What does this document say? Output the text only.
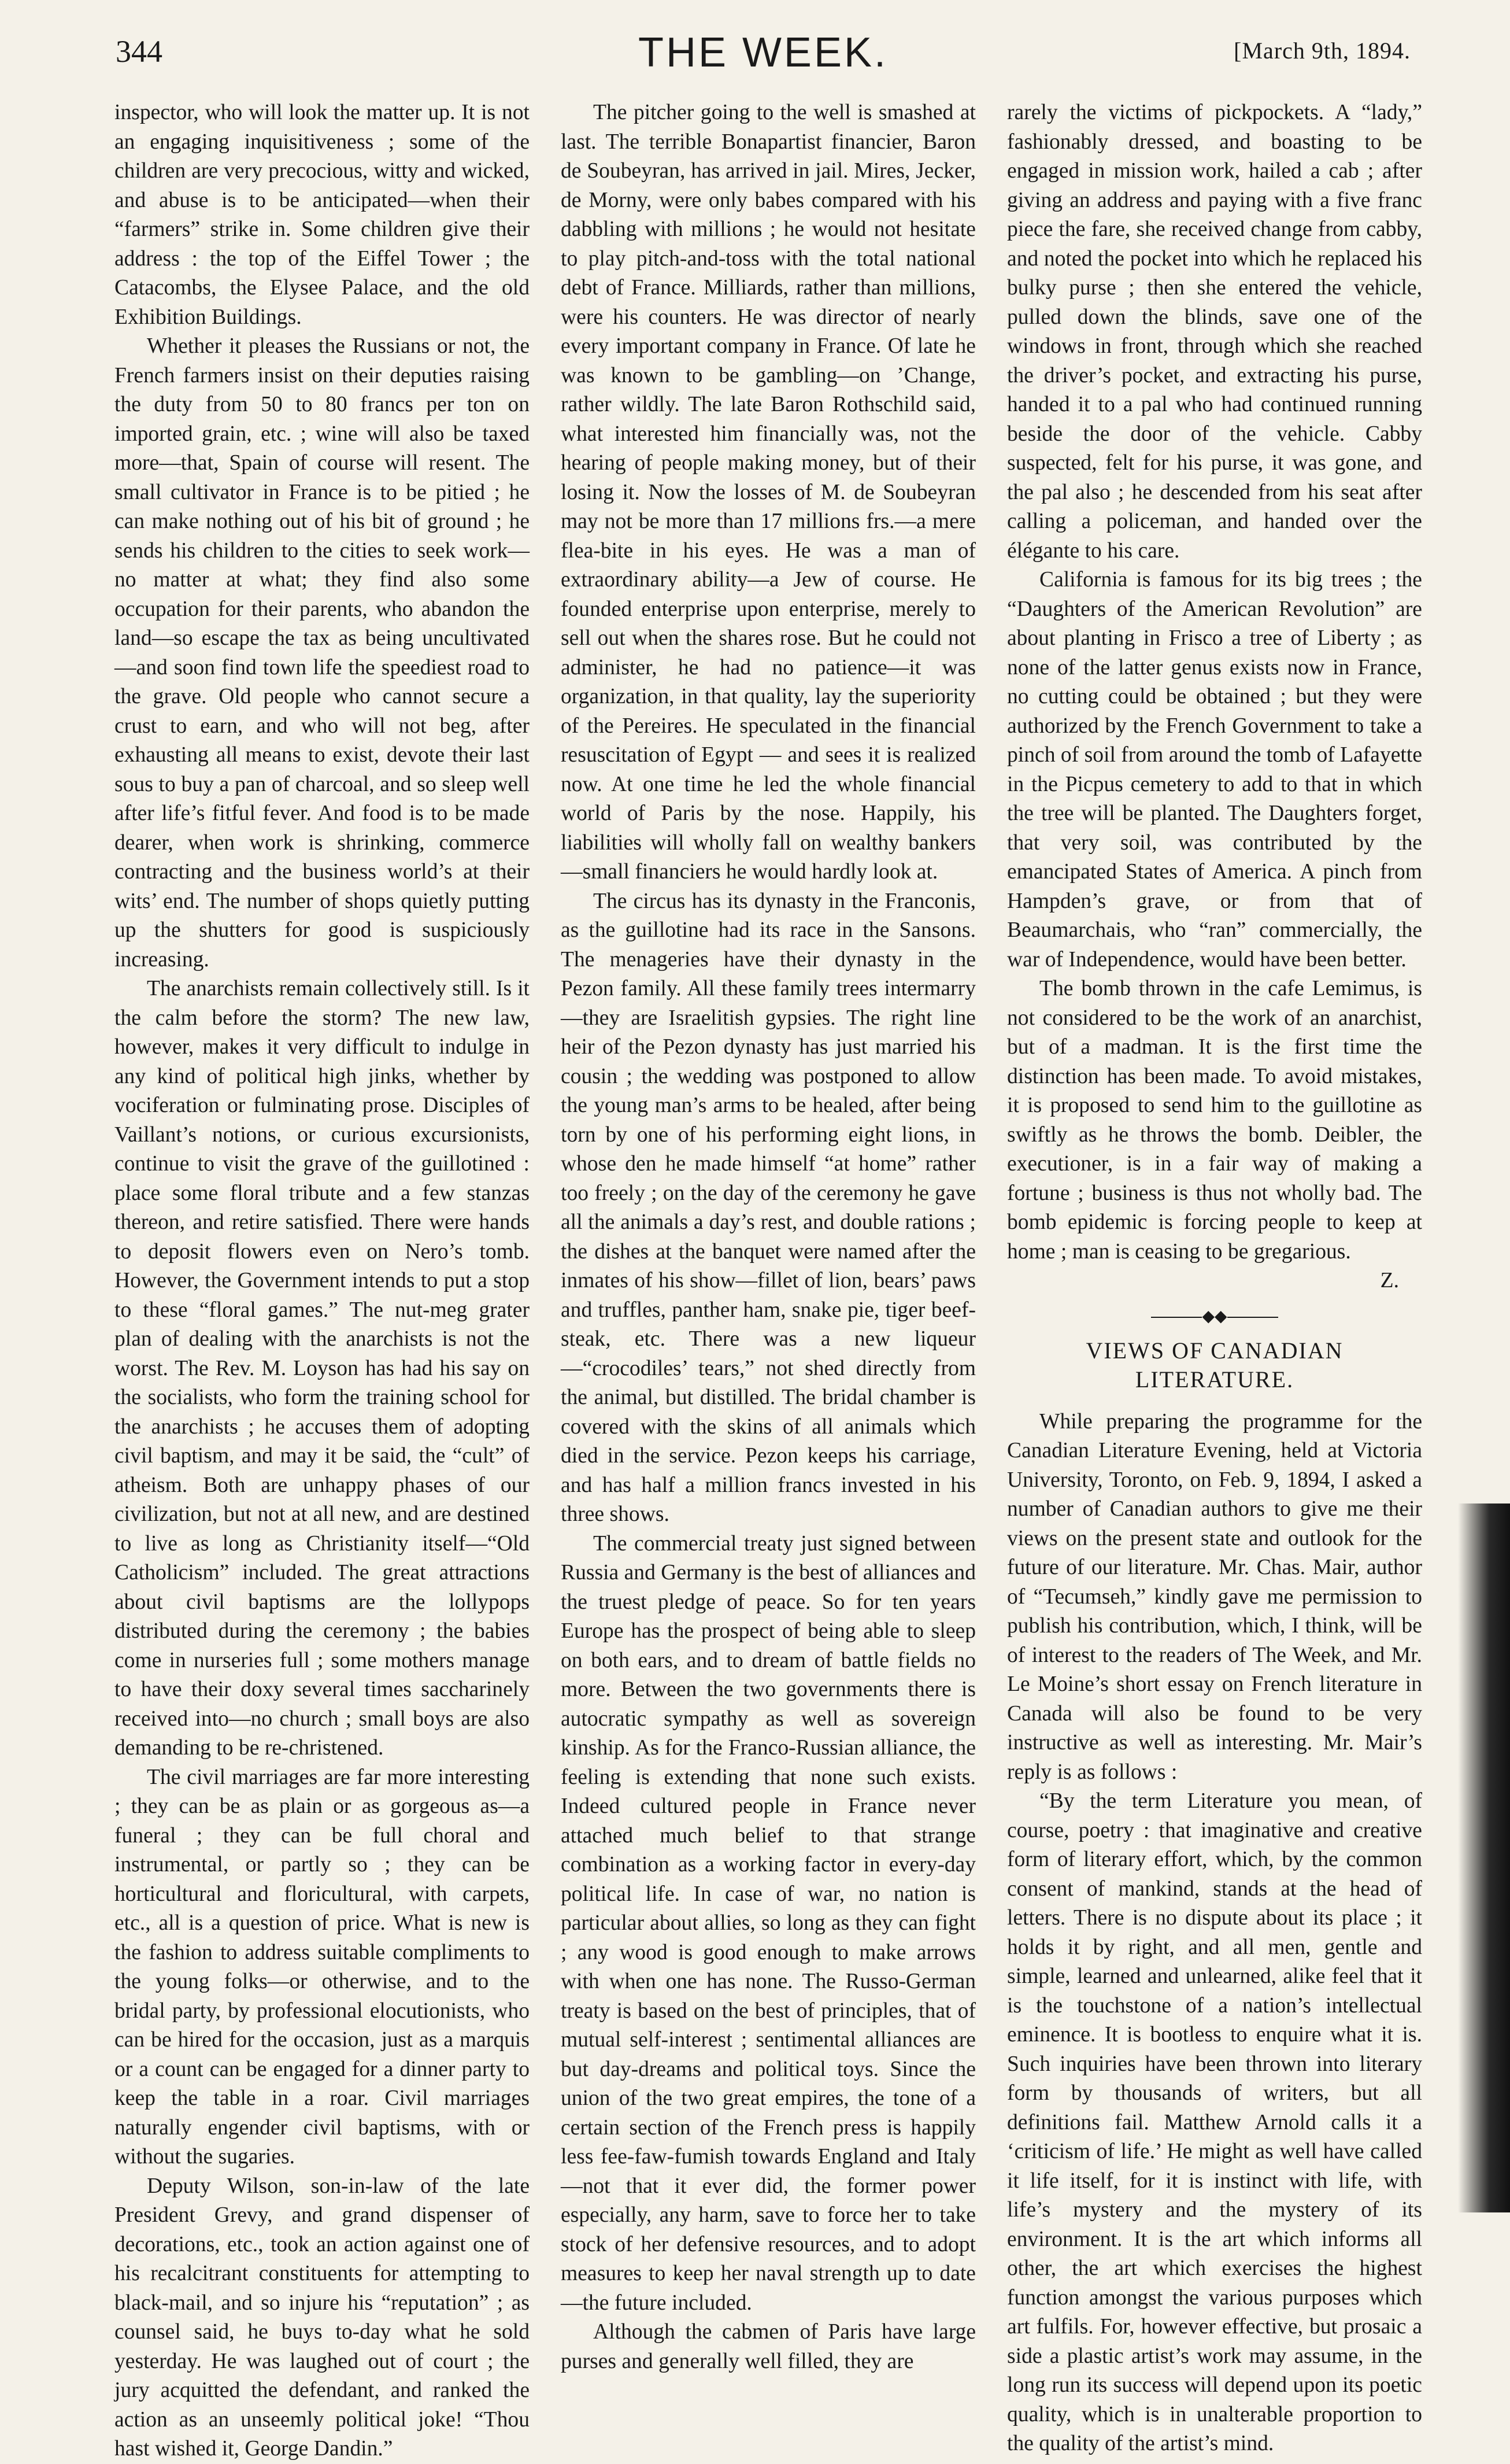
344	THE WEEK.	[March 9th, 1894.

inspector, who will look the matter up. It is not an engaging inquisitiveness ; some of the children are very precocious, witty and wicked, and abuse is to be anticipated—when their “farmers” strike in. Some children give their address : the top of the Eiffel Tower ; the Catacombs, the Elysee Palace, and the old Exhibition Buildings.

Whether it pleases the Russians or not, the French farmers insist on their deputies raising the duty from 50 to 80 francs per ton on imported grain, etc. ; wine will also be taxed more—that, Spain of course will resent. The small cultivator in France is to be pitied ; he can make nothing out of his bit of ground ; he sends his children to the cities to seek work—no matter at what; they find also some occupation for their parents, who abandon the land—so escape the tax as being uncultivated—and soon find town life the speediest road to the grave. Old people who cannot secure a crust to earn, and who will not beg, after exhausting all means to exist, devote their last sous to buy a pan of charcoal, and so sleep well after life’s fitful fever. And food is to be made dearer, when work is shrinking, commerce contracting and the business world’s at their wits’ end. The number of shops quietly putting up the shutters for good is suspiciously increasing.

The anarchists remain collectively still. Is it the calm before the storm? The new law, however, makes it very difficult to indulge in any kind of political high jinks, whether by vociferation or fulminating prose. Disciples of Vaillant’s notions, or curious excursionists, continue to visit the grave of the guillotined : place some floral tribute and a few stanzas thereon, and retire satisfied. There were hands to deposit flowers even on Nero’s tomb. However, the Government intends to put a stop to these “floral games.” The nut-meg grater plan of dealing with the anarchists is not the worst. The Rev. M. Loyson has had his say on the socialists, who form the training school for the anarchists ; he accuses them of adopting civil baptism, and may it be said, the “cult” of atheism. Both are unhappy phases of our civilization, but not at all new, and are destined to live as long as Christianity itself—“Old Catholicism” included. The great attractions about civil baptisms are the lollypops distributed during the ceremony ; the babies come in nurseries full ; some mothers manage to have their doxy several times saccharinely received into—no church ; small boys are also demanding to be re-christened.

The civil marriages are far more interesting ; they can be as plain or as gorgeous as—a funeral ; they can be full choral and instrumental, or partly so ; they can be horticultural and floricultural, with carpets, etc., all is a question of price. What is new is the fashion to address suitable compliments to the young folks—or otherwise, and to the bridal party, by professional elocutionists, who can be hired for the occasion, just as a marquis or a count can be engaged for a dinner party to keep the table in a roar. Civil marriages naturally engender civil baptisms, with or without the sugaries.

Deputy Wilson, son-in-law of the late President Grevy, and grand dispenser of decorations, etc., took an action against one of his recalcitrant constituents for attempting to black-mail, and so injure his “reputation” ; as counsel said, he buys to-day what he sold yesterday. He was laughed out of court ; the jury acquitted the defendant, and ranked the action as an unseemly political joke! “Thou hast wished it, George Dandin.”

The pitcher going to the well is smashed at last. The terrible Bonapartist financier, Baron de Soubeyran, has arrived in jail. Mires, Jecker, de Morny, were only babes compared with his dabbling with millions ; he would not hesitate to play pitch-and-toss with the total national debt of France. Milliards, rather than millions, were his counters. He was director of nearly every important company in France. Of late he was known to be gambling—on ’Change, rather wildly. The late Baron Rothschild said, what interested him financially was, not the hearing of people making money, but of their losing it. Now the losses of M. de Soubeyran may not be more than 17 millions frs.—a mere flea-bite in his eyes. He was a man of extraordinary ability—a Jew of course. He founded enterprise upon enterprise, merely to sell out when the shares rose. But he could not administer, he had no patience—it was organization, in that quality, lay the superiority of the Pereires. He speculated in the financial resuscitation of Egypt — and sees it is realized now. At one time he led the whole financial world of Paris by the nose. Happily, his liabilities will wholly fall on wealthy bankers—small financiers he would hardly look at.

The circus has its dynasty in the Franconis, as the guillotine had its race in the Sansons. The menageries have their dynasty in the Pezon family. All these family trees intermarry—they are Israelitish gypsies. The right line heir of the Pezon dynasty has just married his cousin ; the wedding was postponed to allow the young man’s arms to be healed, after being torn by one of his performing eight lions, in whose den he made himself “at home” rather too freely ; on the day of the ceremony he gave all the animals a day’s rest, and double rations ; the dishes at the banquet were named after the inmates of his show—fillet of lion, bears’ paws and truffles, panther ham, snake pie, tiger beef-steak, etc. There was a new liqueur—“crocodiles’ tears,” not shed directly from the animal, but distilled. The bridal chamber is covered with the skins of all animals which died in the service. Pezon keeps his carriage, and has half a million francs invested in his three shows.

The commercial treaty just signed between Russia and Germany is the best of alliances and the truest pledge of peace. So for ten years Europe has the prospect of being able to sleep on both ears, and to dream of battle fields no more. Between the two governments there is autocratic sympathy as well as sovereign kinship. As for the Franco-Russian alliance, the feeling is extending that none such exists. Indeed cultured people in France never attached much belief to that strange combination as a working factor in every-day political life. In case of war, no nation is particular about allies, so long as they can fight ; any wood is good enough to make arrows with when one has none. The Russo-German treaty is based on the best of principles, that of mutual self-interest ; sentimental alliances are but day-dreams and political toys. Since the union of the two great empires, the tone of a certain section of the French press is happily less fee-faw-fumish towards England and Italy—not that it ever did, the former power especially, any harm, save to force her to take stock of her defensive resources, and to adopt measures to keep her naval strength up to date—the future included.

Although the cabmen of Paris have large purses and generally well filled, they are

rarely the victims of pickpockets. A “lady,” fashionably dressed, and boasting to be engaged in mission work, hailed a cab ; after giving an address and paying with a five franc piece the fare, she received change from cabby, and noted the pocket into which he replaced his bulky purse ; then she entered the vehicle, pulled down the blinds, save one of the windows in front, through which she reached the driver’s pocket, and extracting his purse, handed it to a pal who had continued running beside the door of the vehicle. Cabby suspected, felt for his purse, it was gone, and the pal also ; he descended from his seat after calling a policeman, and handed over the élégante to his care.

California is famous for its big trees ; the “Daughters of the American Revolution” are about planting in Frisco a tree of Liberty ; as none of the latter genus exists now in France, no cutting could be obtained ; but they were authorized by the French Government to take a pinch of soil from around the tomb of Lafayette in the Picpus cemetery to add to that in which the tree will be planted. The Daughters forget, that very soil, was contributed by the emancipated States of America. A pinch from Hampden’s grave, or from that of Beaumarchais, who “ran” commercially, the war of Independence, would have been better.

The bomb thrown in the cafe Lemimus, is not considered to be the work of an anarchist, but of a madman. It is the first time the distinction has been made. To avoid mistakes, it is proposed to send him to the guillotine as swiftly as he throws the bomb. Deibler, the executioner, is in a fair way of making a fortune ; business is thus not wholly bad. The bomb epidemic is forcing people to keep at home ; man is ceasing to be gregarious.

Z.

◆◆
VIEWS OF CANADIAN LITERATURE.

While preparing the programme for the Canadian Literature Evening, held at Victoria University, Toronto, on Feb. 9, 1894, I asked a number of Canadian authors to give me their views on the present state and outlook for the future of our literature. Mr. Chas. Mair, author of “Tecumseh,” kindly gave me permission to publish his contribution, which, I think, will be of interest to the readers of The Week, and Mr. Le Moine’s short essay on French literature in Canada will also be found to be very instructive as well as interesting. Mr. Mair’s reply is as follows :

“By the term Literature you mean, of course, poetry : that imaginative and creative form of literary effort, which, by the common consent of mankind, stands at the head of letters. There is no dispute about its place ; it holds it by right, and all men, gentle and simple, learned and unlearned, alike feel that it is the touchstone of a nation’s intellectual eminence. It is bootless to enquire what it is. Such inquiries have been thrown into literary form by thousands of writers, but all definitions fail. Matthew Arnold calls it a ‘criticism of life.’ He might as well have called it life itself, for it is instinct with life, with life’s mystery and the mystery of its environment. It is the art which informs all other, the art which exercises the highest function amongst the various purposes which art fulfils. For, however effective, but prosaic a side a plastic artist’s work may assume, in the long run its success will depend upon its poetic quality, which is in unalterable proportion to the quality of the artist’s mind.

* Exercise brief *
Without the pictures, repeat the listing above exactly.

* Answer *
What does this document say? Output the text only.
344	THE WEEK.	[March 9th, 1894.

inspector, who will look the matter up. It is not an engaging inquisitiveness ; some of the children are very precocious, witty and wicked, and abuse is to be anticipated—when their “farmers” strike in. Some children give their address : the top of the Eiffel Tower ; the Catacombs, the Elysee Palace, and the old Exhibition Buildings.

Whether it pleases the Russians or not, the French farmers insist on their deputies raising the duty from 50 to 80 francs per ton on imported grain, etc. ; wine will also be taxed more—that, Spain of course will resent. The small cultivator in France is to be pitied ; he can make nothing out of his bit of ground ; he sends his children to the cities to seek work—no matter at what; they find also some occupation for their parents, who abandon the land—so escape the tax as being uncultivated—and soon find town life the speediest road to the grave. Old people who cannot secure a crust to earn, and who will not beg, after exhausting all means to exist, devote their last sous to buy a pan of charcoal, and so sleep well after life’s fitful fever. And food is to be made dearer, when work is shrinking, commerce contracting and the business world’s at their wits’ end. The number of shops quietly putting up the shutters for good is suspiciously increasing.

The anarchists remain collectively still. Is it the calm before the storm? The new law, however, makes it very difficult to indulge in any kind of political high jinks, whether by vociferation or fulminating prose. Disciples of Vaillant’s notions, or curious excursionists, continue to visit the grave of the guillotined : place some floral tribute and a few stanzas thereon, and retire satisfied. There were hands to deposit flowers even on Nero’s tomb. However, the Government intends to put a stop to these “floral games.” The nut-meg grater plan of dealing with the anarchists is not the worst. The Rev. M. Loyson has had his say on the socialists, who form the training school for the anarchists ; he accuses them of adopting civil baptism, and may it be said, the “cult” of atheism. Both are unhappy phases of our civilization, but not at all new, and are destined to live as long as Christianity itself—“Old Catholicism” included. The great attractions about civil baptisms are the lollypops distributed during the ceremony ; the babies come in nurseries full ; some mothers manage to have their doxy several times saccharinely received into—no church ; small boys are also demanding to be re-christened.

The civil marriages are far more interesting ; they can be as plain or as gorgeous as—a funeral ; they can be full choral and instrumental, or partly so ; they can be horticultural and floricultural, with carpets, etc., all is a question of price. What is new is the fashion to address suitable compliments to the young folks—or otherwise, and to the bridal party, by professional elocutionists, who can be hired for the occasion, just as a marquis or a count can be engaged for a dinner party to keep the table in a roar. Civil marriages naturally engender civil baptisms, with or without the sugaries.

Deputy Wilson, son-in-law of the late President Grevy, and grand dispenser of decorations, etc., took an action against one of his recalcitrant constituents for attempting to black-mail, and so injure his “reputation” ; as counsel said, he buys to-day what he sold yesterday. He was laughed out of court ; the jury acquitted the defendant, and ranked the action as an unseemly political joke! “Thou hast wished it, George Dandin.”

The pitcher going to the well is smashed at last. The terrible Bonapartist financier, Baron de Soubeyran, has arrived in jail. Mires, Jecker, de Morny, were only babes compared with his dabbling with millions ; he would not hesitate to play pitch-and-toss with the total national debt of France. Milliards, rather than millions, were his counters. He was director of nearly every important company in France. Of late he was known to be gambling—on ’Change, rather wildly. The late Baron Rothschild said, what interested him financially was, not the hearing of people making money, but of their losing it. Now the losses of M. de Soubeyran may not be more than 17 millions frs.—a mere flea-bite in his eyes. He was a man of extraordinary ability—a Jew of course. He founded enterprise upon enterprise, merely to sell out when the shares rose. But he could not administer, he had no patience—it was organization, in that quality, lay the superiority of the Pereires. He speculated in the financial resuscitation of Egypt — and sees it is realized now. At one time he led the whole financial world of Paris by the nose. Happily, his liabilities will wholly fall on wealthy bankers—small financiers he would hardly look at.

The circus has its dynasty in the Franconis, as the guillotine had its race in the Sansons. The menageries have their dynasty in the Pezon family. All these family trees intermarry—they are Israelitish gypsies. The right line heir of the Pezon dynasty has just married his cousin ; the wedding was postponed to allow the young man’s arms to be healed, after being torn by one of his performing eight lions, in whose den he made himself “at home” rather too freely ; on the day of the ceremony he gave all the animals a day’s rest, and double rations ; the dishes at the banquet were named after the inmates of his show—fillet of lion, bears’ paws and truffles, panther ham, snake pie, tiger beef-steak, etc. There was a new liqueur—“crocodiles’ tears,” not shed directly from the animal, but distilled. The bridal chamber is covered with the skins of all animals which died in the service. Pezon keeps his carriage, and has half a million francs invested in his three shows.

The commercial treaty just signed between Russia and Germany is the best of alliances and the truest pledge of peace. So for ten years Europe has the prospect of being able to sleep on both ears, and to dream of battle fields no more. Between the two governments there is autocratic sympathy as well as sovereign kinship. As for the Franco-Russian alliance, the feeling is extending that none such exists. Indeed cultured people in France never attached much belief to that strange combination as a working factor in every-day political life. In case of war, no nation is particular about allies, so long as they can fight ; any wood is good enough to make arrows with when one has none. The Russo-German treaty is based on the best of principles, that of mutual self-interest ; sentimental alliances are but day-dreams and political toys. Since the union of the two great empires, the tone of a certain section of the French press is happily less fee-faw-fumish towards England and Italy—not that it ever did, the former power especially, any harm, save to force her to take stock of her defensive resources, and to adopt measures to keep her naval strength up to date—the future included.

Although the cabmen of Paris have large purses and generally well filled, they are

rarely the victims of pickpockets. A “lady,” fashionably dressed, and boasting to be engaged in mission work, hailed a cab ; after giving an address and paying with a five franc piece the fare, she received change from cabby, and noted the pocket into which he replaced his bulky purse ; then she entered the vehicle, pulled down the blinds, save one of the windows in front, through which she reached the driver’s pocket, and extracting his purse, handed it to a pal who had continued running beside the door of the vehicle. Cabby suspected, felt for his purse, it was gone, and the pal also ; he descended from his seat after calling a policeman, and handed over the élégante to his care.

California is famous for its big trees ; the “Daughters of the American Revolution” are about planting in Frisco a tree of Liberty ; as none of the latter genus exists now in France, no cutting could be obtained ; but they were authorized by the French Government to take a pinch of soil from around the tomb of Lafayette in the Picpus cemetery to add to that in which the tree will be planted. The Daughters forget, that very soil, was contributed by the emancipated States of America. A pinch from Hampden’s grave, or from that of Beaumarchais, who “ran” commercially, the war of Independence, would have been better.

The bomb thrown in the cafe Lemimus, is not considered to be the work of an anarchist, but of a madman. It is the first time the distinction has been made. To avoid mistakes, it is proposed to send him to the guillotine as swiftly as he throws the bomb. Deibler, the executioner, is in a fair way of making a fortune ; business is thus not wholly bad. The bomb epidemic is forcing people to keep at home ; man is ceasing to be gregarious.

Z.

◆◆
VIEWS OF CANADIAN LITERATURE.

While preparing the programme for the Canadian Literature Evening, held at Victoria University, Toronto, on Feb. 9, 1894, I asked a number of Canadian authors to give me their views on the present state and outlook for the future of our literature. Mr. Chas. Mair, author of “Tecumseh,” kindly gave me permission to publish his contribution, which, I think, will be of interest to the readers of The Week, and Mr. Le Moine’s short essay on French literature in Canada will also be found to be very instructive as well as interesting. Mr. Mair’s reply is as follows :

“By the term Literature you mean, of course, poetry : that imaginative and creative form of literary effort, which, by the common consent of mankind, stands at the head of letters. There is no dispute about its place ; it holds it by right, and all men, gentle and simple, learned and unlearned, alike feel that it is the touchstone of a nation’s intellectual eminence. It is bootless to enquire what it is. Such inquiries have been thrown into literary form by thousands of writers, but all definitions fail. Matthew Arnold calls it a ‘criticism of life.’ He might as well have called it life itself, for it is instinct with life, with life’s mystery and the mystery of its environment. It is the art which informs all other, the art which exercises the highest function amongst the various purposes which art fulfils. For, however effective, but prosaic a side a plastic artist’s work may assume, in the long run its success will depend upon its poetic quality, which is in unalterable proportion to the quality of the artist’s mind.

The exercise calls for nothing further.